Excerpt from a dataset
'''

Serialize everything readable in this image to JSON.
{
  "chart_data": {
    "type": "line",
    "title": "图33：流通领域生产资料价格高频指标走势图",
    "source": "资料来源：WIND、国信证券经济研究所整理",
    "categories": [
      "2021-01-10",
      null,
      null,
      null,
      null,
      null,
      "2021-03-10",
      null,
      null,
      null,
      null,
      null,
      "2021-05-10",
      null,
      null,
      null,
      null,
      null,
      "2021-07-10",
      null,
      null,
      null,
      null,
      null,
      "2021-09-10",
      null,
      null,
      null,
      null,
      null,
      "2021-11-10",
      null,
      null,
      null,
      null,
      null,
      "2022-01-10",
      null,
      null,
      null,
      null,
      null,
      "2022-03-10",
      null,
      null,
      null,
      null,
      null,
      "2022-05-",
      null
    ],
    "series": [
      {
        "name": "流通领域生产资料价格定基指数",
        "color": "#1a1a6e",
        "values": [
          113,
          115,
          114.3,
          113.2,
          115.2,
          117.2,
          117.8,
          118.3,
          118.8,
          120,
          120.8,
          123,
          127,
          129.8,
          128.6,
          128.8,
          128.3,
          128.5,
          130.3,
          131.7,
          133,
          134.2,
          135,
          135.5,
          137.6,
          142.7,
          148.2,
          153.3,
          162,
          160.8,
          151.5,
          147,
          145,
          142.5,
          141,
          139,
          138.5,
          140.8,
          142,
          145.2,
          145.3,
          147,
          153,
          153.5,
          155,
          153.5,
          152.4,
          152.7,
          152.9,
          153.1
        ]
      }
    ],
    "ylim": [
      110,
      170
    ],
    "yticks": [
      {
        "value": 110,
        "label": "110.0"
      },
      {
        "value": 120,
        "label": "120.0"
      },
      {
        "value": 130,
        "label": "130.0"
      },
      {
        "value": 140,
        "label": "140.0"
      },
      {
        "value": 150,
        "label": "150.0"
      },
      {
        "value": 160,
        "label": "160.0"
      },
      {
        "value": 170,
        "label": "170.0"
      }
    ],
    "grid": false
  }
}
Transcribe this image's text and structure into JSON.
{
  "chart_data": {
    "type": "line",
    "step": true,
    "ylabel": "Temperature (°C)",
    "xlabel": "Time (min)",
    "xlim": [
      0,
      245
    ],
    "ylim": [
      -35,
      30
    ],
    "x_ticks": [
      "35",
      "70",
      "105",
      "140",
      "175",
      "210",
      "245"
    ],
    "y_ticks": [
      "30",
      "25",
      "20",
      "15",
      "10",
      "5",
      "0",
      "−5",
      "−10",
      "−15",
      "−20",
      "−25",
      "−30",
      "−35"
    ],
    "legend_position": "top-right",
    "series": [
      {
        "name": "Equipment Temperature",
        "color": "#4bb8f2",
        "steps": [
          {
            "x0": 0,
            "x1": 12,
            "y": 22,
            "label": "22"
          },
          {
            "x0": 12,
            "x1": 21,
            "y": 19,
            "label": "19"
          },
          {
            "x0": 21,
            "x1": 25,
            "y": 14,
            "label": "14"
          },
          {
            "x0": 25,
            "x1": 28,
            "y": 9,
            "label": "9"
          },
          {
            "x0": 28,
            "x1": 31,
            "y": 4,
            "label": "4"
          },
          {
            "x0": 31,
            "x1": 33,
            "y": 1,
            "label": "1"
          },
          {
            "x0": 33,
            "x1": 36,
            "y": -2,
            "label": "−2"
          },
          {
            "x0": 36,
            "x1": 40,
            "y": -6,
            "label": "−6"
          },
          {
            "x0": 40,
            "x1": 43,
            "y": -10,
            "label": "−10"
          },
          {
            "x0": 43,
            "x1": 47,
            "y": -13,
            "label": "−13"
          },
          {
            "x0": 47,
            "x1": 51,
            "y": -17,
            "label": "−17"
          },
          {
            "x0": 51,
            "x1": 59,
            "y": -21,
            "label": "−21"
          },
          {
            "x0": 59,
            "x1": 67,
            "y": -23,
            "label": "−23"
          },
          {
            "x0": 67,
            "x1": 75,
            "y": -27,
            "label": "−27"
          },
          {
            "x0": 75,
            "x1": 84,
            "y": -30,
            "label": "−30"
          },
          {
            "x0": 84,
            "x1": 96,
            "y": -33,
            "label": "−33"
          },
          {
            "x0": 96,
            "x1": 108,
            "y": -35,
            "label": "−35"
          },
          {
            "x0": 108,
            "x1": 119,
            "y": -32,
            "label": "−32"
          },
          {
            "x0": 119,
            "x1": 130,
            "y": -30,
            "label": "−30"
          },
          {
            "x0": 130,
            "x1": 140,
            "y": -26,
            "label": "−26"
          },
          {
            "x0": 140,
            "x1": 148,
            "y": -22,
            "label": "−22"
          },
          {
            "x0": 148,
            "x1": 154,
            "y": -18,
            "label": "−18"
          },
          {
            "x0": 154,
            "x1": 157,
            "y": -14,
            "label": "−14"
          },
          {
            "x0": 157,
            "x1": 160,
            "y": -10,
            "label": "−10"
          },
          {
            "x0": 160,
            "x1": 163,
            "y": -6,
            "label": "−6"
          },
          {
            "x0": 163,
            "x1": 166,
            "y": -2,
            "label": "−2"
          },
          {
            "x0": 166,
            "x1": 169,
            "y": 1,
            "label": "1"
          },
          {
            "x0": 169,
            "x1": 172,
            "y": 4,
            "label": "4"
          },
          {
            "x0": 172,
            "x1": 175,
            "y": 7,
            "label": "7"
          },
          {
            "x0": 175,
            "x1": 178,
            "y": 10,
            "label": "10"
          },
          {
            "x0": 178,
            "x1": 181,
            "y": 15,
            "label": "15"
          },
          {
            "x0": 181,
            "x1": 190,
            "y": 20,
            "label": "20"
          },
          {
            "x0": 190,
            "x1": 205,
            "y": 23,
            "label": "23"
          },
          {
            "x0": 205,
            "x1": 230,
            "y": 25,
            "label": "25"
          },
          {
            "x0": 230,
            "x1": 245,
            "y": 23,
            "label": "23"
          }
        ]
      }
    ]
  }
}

'''

▶ **Given instruction**: From the entries, copy out each line containing the word "name".

▶ **Right answer**:
        "name": "流通领域生产资料价格定基指数",
        "name": "Equipment Temperature",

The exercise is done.